● **Raw records**
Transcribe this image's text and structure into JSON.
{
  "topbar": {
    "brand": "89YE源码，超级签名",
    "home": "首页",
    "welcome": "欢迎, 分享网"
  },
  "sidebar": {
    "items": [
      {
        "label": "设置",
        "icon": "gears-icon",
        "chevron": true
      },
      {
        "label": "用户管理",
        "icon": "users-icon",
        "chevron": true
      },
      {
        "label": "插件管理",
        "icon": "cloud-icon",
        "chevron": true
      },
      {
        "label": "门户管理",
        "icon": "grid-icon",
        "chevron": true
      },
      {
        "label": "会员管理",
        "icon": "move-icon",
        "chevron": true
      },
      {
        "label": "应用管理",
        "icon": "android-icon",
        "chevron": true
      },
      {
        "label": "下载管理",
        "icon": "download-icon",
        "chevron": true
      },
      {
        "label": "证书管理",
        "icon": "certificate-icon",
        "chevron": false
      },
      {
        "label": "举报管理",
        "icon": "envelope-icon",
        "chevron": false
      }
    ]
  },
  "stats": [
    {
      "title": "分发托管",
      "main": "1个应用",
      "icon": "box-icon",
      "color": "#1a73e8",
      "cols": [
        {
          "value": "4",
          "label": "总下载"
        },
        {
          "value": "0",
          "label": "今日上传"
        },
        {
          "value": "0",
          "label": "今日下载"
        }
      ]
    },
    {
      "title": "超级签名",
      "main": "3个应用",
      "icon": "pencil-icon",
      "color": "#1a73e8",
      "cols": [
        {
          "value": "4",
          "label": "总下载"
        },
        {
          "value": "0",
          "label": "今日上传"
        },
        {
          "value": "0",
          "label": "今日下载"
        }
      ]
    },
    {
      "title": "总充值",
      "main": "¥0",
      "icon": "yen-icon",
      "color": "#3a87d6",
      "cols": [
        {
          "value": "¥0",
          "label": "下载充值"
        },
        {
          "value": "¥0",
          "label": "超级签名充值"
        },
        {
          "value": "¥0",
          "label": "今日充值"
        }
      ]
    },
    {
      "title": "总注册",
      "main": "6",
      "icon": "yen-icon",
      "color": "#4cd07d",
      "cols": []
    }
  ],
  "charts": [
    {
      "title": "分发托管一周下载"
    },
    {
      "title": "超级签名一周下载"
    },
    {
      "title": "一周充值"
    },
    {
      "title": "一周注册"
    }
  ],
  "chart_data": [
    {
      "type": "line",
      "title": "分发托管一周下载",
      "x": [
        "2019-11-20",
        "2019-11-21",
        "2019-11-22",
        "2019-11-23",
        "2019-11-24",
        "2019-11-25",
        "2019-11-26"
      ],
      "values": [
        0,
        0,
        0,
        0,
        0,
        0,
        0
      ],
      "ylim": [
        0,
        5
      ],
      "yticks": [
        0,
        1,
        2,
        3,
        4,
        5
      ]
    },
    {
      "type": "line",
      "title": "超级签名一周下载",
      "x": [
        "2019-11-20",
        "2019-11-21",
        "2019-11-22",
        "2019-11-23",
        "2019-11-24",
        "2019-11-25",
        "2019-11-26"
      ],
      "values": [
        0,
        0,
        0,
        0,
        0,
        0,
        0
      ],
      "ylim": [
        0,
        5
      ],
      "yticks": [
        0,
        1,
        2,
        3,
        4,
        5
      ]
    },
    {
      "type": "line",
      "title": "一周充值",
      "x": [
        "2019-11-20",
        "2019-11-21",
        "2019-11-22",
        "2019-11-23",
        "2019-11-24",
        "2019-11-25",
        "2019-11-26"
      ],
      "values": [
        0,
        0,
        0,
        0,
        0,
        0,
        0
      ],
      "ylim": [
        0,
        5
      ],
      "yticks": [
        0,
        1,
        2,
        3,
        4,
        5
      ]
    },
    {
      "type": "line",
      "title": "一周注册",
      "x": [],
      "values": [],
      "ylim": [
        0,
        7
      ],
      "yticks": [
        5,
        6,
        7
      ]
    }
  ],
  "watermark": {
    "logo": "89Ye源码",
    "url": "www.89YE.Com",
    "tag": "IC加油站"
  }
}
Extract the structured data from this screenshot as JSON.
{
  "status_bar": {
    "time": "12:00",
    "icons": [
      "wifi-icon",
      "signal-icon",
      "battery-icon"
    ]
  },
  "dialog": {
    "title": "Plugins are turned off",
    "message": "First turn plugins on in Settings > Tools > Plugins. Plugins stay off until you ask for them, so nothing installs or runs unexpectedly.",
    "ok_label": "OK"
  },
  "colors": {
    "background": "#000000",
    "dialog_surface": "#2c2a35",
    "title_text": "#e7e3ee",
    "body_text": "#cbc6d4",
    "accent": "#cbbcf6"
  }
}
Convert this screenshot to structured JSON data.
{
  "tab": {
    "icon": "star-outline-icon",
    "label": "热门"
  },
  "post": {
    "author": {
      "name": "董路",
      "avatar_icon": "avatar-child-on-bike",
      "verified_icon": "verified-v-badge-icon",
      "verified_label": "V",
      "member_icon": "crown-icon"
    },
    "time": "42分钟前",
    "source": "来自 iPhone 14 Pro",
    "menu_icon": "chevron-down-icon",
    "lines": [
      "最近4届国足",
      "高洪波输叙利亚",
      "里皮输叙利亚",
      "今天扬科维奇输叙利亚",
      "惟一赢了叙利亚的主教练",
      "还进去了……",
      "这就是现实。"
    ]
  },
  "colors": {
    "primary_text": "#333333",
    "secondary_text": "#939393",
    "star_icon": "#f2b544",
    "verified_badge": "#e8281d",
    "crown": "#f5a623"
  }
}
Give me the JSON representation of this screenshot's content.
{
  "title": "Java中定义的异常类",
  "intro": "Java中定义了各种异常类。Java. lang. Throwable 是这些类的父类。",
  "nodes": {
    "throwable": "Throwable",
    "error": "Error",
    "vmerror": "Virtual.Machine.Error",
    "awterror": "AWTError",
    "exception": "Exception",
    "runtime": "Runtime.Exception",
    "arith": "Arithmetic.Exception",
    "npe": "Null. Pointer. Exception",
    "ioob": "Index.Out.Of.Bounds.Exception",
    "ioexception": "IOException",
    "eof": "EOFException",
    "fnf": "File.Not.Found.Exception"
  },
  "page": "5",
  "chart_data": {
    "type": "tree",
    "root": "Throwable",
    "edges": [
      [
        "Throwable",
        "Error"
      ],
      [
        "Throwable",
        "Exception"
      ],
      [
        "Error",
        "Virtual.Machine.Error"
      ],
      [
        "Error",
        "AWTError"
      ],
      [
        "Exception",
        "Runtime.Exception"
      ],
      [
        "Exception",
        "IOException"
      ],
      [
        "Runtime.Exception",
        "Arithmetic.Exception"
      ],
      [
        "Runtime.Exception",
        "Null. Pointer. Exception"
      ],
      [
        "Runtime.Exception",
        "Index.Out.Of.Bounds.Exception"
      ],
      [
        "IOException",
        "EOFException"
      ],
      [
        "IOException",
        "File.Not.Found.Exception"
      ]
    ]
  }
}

● **Request**
Give all of the entries again, word for word.

● **Written reply**
Transcribe this image's text and structure into JSON.
{
  "topbar": {
    "brand": "89YE源码，超级签名",
    "home": "首页",
    "welcome": "欢迎, 分享网"
  },
  "sidebar": {
    "items": [
      {
        "label": "设置",
        "icon": "gears-icon",
        "chevron": true
      },
      {
        "label": "用户管理",
        "icon": "users-icon",
        "chevron": true
      },
      {
        "label": "插件管理",
        "icon": "cloud-icon",
        "chevron": true
      },
      {
        "label": "门户管理",
        "icon": "grid-icon",
        "chevron": true
      },
      {
        "label": "会员管理",
        "icon": "move-icon",
        "chevron": true
      },
      {
        "label": "应用管理",
        "icon": "android-icon",
        "chevron": true
      },
      {
        "label": "下载管理",
        "icon": "download-icon",
        "chevron": true
      },
      {
        "label": "证书管理",
        "icon": "certificate-icon",
        "chevron": false
      },
      {
        "label": "举报管理",
        "icon": "envelope-icon",
        "chevron": false
      }
    ]
  },
  "stats": [
    {
      "title": "分发托管",
      "main": "1个应用",
      "icon": "box-icon",
      "color": "#1a73e8",
      "cols": [
        {
          "value": "4",
          "label": "总下载"
        },
        {
          "value": "0",
          "label": "今日上传"
        },
        {
          "value": "0",
          "label": "今日下载"
        }
      ]
    },
    {
      "title": "超级签名",
      "main": "3个应用",
      "icon": "pencil-icon",
      "color": "#1a73e8",
      "cols": [
        {
          "value": "4",
          "label": "总下载"
        },
        {
          "value": "0",
          "label": "今日上传"
        },
        {
          "value": "0",
          "label": "今日下载"
        }
      ]
    },
    {
      "title": "总充值",
      "main": "¥0",
      "icon": "yen-icon",
      "color": "#3a87d6",
      "cols": [
        {
          "value": "¥0",
          "label": "下载充值"
        },
        {
          "value": "¥0",
          "label": "超级签名充值"
        },
        {
          "value": "¥0",
          "label": "今日充值"
        }
      ]
    },
    {
      "title": "总注册",
      "main": "6",
      "icon": "yen-icon",
      "color": "#4cd07d",
      "cols": []
    }
  ],
  "charts": [
    {
      "title": "分发托管一周下载"
    },
    {
      "title": "超级签名一周下载"
    },
    {
      "title": "一周充值"
    },
    {
      "title": "一周注册"
    }
  ],
  "chart_data": [
    {
      "type": "line",
      "title": "分发托管一周下载",
      "x": [
        "2019-11-20",
        "2019-11-21",
        "2019-11-22",
        "2019-11-23",
        "2019-11-24",
        "2019-11-25",
        "2019-11-26"
      ],
      "values": [
        0,
        0,
        0,
        0,
        0,
        0,
        0
      ],
      "ylim": [
        0,
        5
      ],
      "yticks": [
        0,
        1,
        2,
        3,
        4,
        5
      ]
    },
    {
      "type": "line",
      "title": "超级签名一周下载",
      "x": [
        "2019-11-20",
        "2019-11-21",
        "2019-11-22",
        "2019-11-23",
        "2019-11-24",
        "2019-11-25",
        "2019-11-26"
      ],
      "values": [
        0,
        0,
        0,
        0,
        0,
        0,
        0
      ],
      "ylim": [
        0,
        5
      ],
      "yticks": [
        0,
        1,
        2,
        3,
        4,
        5
      ]
    },
    {
      "type": "line",
      "title": "一周充值",
      "x": [
        "2019-11-20",
        "2019-11-21",
        "2019-11-22",
        "2019-11-23",
        "2019-11-24",
        "2019-11-25",
        "2019-11-26"
      ],
      "values": [
        0,
        0,
        0,
        0,
        0,
        0,
        0
      ],
      "ylim": [
        0,
        5
      ],
      "yticks": [
        0,
        1,
        2,
        3,
        4,
        5
      ]
    },
    {
      "type": "line",
      "title": "一周注册",
      "x": [],
      "values": [],
      "ylim": [
        0,
        7
      ],
      "yticks": [
        5,
        6,
        7
      ]
    }
  ],
  "watermark": {
    "logo": "89Ye源码",
    "url": "www.89YE.Com",
    "tag": "IC加油站"
  }
}
Extract the structured data from this screenshot as JSON.
{
  "status_bar": {
    "time": "12:00",
    "icons": [
      "wifi-icon",
      "signal-icon",
      "battery-icon"
    ]
  },
  "dialog": {
    "title": "Plugins are turned off",
    "message": "First turn plugins on in Settings > Tools > Plugins. Plugins stay off until you ask for them, so nothing installs or runs unexpectedly.",
    "ok_label": "OK"
  },
  "colors": {
    "background": "#000000",
    "dialog_surface": "#2c2a35",
    "title_text": "#e7e3ee",
    "body_text": "#cbc6d4",
    "accent": "#cbbcf6"
  }
}
Convert this screenshot to structured JSON data.
{
  "tab": {
    "icon": "star-outline-icon",
    "label": "热门"
  },
  "post": {
    "author": {
      "name": "董路",
      "avatar_icon": "avatar-child-on-bike",
      "verified_icon": "verified-v-badge-icon",
      "verified_label": "V",
      "member_icon": "crown-icon"
    },
    "time": "42分钟前",
    "source": "来自 iPhone 14 Pro",
    "menu_icon": "chevron-down-icon",
    "lines": [
      "最近4届国足",
      "高洪波输叙利亚",
      "里皮输叙利亚",
      "今天扬科维奇输叙利亚",
      "惟一赢了叙利亚的主教练",
      "还进去了……",
      "这就是现实。"
    ]
  },
  "colors": {
    "primary_text": "#333333",
    "secondary_text": "#939393",
    "star_icon": "#f2b544",
    "verified_badge": "#e8281d",
    "crown": "#f5a623"
  }
}
Give me the JSON representation of this screenshot's content.
{
  "title": "Java中定义的异常类",
  "intro": "Java中定义了各种异常类。Java. lang. Throwable 是这些类的父类。",
  "nodes": {
    "throwable": "Throwable",
    "error": "Error",
    "vmerror": "Virtual.Machine.Error",
    "awterror": "AWTError",
    "exception": "Exception",
    "runtime": "Runtime.Exception",
    "arith": "Arithmetic.Exception",
    "npe": "Null. Pointer. Exception",
    "ioob": "Index.Out.Of.Bounds.Exception",
    "ioexception": "IOException",
    "eof": "EOFException",
    "fnf": "File.Not.Found.Exception"
  },
  "page": "5",
  "chart_data": {
    "type": "tree",
    "root": "Throwable",
    "edges": [
      [
        "Throwable",
        "Error"
      ],
      [
        "Throwable",
        "Exception"
      ],
      [
        "Error",
        "Virtual.Machine.Error"
      ],
      [
        "Error",
        "AWTError"
      ],
      [
        "Exception",
        "Runtime.Exception"
      ],
      [
        "Exception",
        "IOException"
      ],
      [
        "Runtime.Exception",
        "Arithmetic.Exception"
      ],
      [
        "Runtime.Exception",
        "Null. Pointer. Exception"
      ],
      [
        "Runtime.Exception",
        "Index.Out.Of.Bounds.Exception"
      ],
      [
        "IOException",
        "EOFException"
      ],
      [
        "IOException",
        "File.Not.Found.Exception"
      ]
    ]
  }
}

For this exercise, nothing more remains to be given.